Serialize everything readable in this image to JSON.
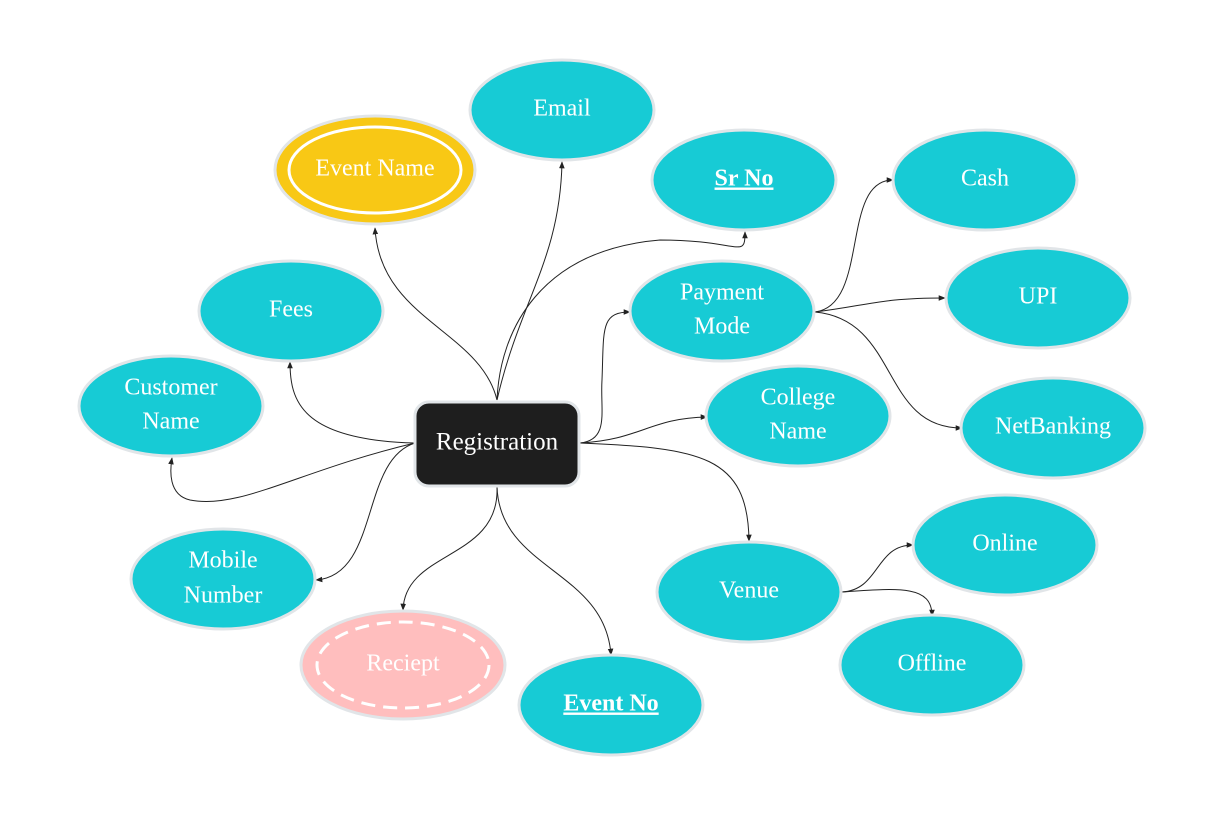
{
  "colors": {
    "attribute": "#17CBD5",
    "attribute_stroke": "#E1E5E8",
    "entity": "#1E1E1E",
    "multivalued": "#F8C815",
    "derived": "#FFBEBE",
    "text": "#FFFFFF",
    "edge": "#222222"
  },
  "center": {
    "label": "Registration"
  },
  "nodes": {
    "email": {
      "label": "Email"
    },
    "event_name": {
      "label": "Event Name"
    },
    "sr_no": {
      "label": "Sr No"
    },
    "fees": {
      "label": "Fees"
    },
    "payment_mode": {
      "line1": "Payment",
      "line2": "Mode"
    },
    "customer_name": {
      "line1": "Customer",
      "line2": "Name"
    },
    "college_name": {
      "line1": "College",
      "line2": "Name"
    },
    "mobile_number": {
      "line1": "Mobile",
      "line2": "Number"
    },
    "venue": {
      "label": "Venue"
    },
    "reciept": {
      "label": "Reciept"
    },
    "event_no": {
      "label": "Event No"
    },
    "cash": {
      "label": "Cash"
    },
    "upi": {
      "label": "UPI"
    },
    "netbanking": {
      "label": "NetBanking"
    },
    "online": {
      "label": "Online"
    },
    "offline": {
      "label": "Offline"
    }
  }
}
* * * *
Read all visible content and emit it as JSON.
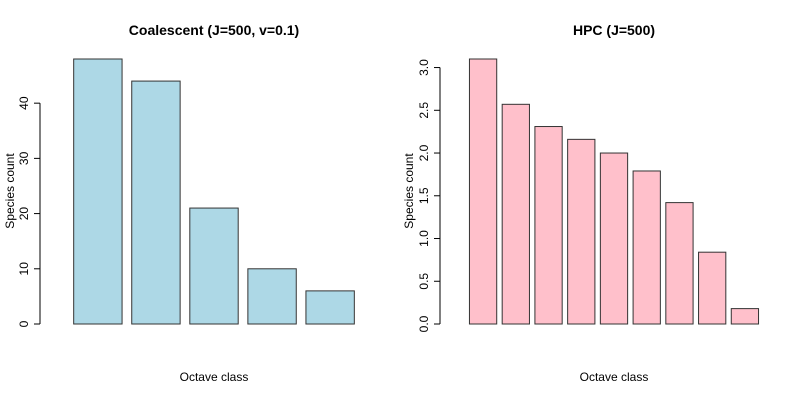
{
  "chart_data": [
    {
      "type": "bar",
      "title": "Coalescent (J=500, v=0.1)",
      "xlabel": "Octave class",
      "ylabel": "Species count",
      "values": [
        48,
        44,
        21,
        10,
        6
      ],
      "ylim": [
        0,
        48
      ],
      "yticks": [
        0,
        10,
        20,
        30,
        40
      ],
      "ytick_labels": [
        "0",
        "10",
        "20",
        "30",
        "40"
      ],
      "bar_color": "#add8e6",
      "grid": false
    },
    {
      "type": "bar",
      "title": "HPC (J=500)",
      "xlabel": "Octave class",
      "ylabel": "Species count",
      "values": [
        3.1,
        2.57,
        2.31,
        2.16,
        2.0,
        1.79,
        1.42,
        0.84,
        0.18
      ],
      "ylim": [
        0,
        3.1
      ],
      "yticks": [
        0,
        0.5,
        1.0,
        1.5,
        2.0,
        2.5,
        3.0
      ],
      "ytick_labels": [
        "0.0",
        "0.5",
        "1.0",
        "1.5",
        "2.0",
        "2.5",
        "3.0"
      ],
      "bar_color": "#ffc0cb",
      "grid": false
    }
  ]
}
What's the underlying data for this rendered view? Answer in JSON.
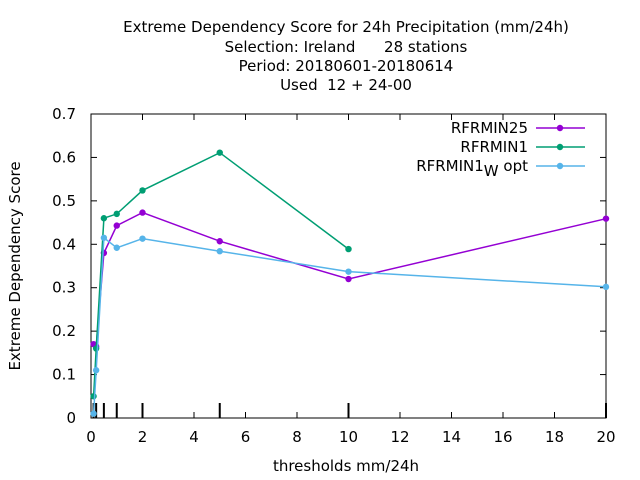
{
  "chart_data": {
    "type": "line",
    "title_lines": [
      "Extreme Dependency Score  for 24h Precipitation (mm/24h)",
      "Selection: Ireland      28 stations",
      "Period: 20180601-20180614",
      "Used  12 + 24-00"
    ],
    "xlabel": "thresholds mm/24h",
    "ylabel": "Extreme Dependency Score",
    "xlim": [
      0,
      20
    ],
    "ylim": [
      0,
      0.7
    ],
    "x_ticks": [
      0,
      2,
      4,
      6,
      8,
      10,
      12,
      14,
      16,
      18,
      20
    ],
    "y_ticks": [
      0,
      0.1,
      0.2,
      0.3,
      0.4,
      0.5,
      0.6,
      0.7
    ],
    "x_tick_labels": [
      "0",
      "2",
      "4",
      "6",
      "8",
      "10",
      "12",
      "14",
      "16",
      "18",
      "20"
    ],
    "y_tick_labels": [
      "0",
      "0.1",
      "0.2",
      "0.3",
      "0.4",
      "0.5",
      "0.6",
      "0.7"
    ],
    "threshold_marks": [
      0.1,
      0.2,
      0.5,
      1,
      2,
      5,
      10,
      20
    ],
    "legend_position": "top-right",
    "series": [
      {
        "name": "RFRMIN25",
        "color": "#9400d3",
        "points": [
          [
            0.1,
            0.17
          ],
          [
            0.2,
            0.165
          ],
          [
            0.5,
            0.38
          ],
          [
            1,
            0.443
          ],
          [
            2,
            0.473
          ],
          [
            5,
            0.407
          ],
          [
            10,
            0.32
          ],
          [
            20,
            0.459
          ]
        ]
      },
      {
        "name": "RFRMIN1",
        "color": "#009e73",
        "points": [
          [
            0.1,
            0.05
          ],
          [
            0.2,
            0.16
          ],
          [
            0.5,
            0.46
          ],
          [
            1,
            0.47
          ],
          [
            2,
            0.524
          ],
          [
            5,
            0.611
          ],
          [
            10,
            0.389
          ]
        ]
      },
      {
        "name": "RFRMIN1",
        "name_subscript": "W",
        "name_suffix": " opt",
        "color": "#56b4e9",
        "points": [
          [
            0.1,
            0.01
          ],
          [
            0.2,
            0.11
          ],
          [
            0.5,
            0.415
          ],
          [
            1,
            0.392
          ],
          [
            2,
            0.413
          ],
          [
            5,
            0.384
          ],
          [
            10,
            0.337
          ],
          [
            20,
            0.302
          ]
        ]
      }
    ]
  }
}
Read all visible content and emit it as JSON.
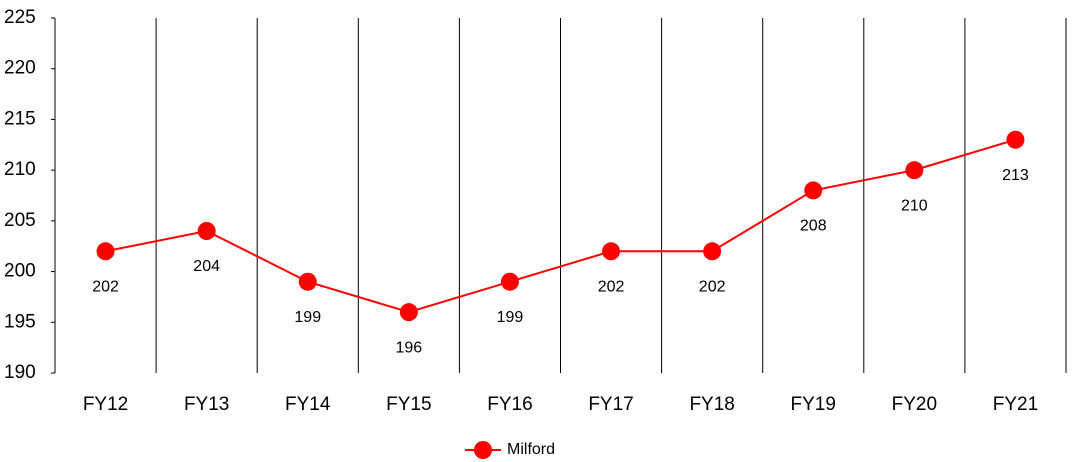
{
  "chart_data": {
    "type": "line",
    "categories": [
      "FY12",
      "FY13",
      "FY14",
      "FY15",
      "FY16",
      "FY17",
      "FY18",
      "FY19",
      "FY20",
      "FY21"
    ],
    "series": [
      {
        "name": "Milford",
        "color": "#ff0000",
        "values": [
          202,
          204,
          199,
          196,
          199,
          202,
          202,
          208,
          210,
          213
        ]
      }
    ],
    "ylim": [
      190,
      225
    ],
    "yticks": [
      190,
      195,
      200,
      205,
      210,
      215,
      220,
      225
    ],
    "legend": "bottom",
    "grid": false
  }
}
* * * *
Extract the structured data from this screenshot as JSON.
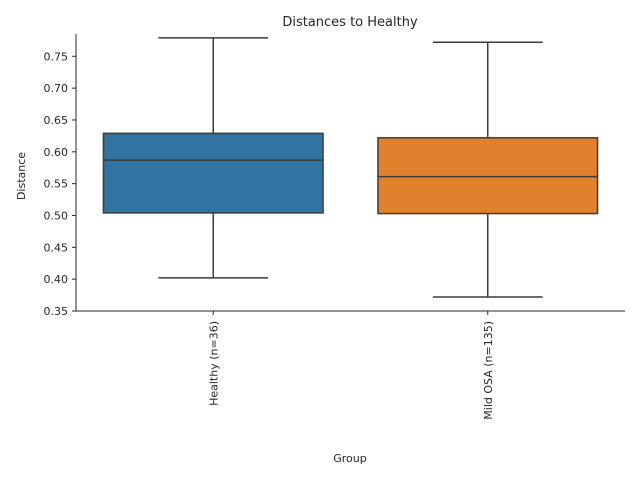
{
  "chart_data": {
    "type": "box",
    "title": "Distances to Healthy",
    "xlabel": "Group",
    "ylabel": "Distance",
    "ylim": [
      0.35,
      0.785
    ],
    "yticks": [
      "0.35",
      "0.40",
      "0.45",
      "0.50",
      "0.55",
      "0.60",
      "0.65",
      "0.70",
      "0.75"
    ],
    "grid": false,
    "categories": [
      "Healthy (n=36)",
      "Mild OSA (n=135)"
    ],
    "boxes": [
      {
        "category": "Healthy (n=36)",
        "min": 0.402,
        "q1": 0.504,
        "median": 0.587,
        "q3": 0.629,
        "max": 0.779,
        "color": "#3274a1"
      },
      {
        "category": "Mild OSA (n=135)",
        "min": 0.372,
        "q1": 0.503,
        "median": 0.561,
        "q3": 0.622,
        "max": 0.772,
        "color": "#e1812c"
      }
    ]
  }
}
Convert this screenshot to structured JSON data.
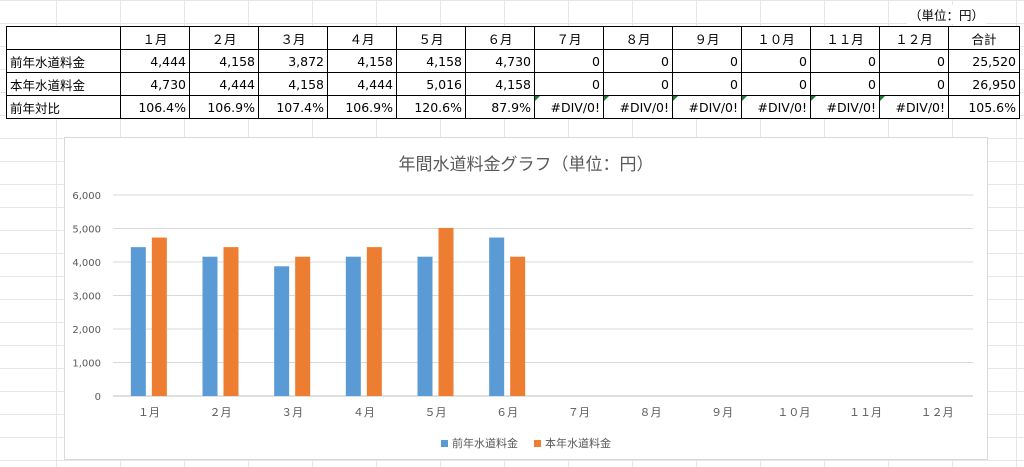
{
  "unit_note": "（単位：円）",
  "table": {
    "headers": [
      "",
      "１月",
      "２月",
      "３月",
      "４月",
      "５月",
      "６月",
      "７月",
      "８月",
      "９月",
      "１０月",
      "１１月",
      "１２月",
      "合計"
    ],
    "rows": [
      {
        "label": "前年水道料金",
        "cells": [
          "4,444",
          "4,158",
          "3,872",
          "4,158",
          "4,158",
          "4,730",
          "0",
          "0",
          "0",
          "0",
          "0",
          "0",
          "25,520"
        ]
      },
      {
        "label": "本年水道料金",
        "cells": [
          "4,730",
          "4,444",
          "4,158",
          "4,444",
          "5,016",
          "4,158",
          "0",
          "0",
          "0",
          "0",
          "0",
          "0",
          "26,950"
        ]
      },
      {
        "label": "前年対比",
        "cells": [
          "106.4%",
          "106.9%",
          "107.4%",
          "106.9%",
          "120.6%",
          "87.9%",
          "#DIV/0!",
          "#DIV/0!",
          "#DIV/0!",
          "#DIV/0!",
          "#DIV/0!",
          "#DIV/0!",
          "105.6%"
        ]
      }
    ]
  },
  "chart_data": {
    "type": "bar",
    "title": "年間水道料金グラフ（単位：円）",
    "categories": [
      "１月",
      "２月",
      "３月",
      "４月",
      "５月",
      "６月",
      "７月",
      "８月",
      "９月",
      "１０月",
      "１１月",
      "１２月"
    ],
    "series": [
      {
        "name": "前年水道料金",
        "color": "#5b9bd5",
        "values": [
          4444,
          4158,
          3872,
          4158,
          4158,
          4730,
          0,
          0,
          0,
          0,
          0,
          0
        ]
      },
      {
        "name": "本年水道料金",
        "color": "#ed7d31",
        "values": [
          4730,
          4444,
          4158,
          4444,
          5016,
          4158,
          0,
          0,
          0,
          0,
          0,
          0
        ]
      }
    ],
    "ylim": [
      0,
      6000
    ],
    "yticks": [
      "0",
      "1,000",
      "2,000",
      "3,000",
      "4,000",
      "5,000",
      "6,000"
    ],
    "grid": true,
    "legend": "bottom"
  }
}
* * * *
* [What the exercise asks]
Find every line with "false" in the listing and state how many there are, nothing else.

* [Response to the exercise]
4